GIVEN EXERCISE: Extract every line below that contains the word "可凑成整百数".

DATA ENTRIES:
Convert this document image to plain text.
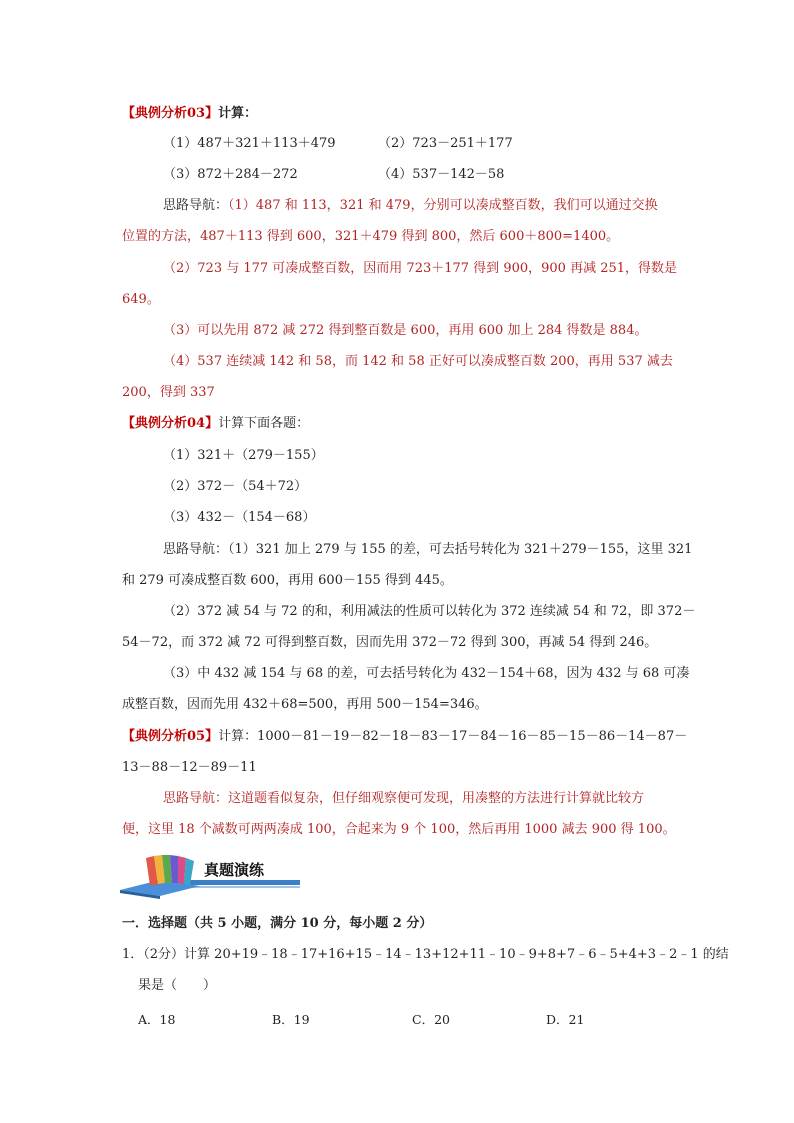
【典例分析03】计算：
（1）487＋321＋113＋479	（2）723－251＋177
（3）872＋284－272	（4）537－142－58
思路导航：（1）487 和 113，321 和 479，分别可以凑成整百数，我们可以通过交换
位置的方法，487＋113 得到 600，321＋479 得到 800，然后 600＋800=1400。
（2）723 与 177 可凑成整百数，因而用 723＋177 得到 900，900 再减 251，得数是
649。
（3）可以先用 872 减 272 得到整百数是 600，再用 600 加上 284 得数是 884。
（4）537 连续减 142 和 58，而 142 和 58 正好可以凑成整百数 200，再用 537 减去
200，得到 337
【典例分析04】计算下面各题：
（1）321＋（279－155）
（2）372－（54＋72）
（3）432－（154－68）
思路导航：（1）321 加上 279 与 155 的差，可去括号转化为 321＋279－155，这里 321
和 279 可凑成整百数 600，再用 600－155 得到 445。
（2）372 减 54 与 72 的和，利用减法的性质可以转化为 372 连续减 54 和 72，即 372－
54－72，而 372 减 72 可得到整百数，因而先用 372－72 得到 300，再减 54 得到 246。
（3）中 432 减 154 与 68 的差，可去括号转化为 432－154＋68，因为 432 与 68 可凑
成整百数，因而先用 432＋68=500，再用 500－154=346。
【典例分析05】计算：1000－81－19－82－18－83－17－84－16－85－15－86－14－87－
13－88－12－89－11
思路导航：这道题看似复杂，但仔细观察便可发现，用凑整的方法进行计算就比较方
便，这里 18 个减数可两两凑成 100，合起来为 9 个 100，然后再用 1000 减去 900 得 100。
真题演练
一．选择题（共 5 小题，满分 10 分，每小题 2 分）
1．（2分）计算 20+19﹣18﹣17+16+15﹣14﹣13+12+11﹣10﹣9+8+7﹣6﹣5+4+3﹣2﹣1 的结
果是（　　）
A．18	B．19	C．20	D．21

SOLUTION TO THE PROBLEM:
（2）723 与 177 可凑成整百数，因而用 723＋177 得到 900，900 再减 251，得数是
和 279 可凑成整百数 600，再用 600－155 得到 445。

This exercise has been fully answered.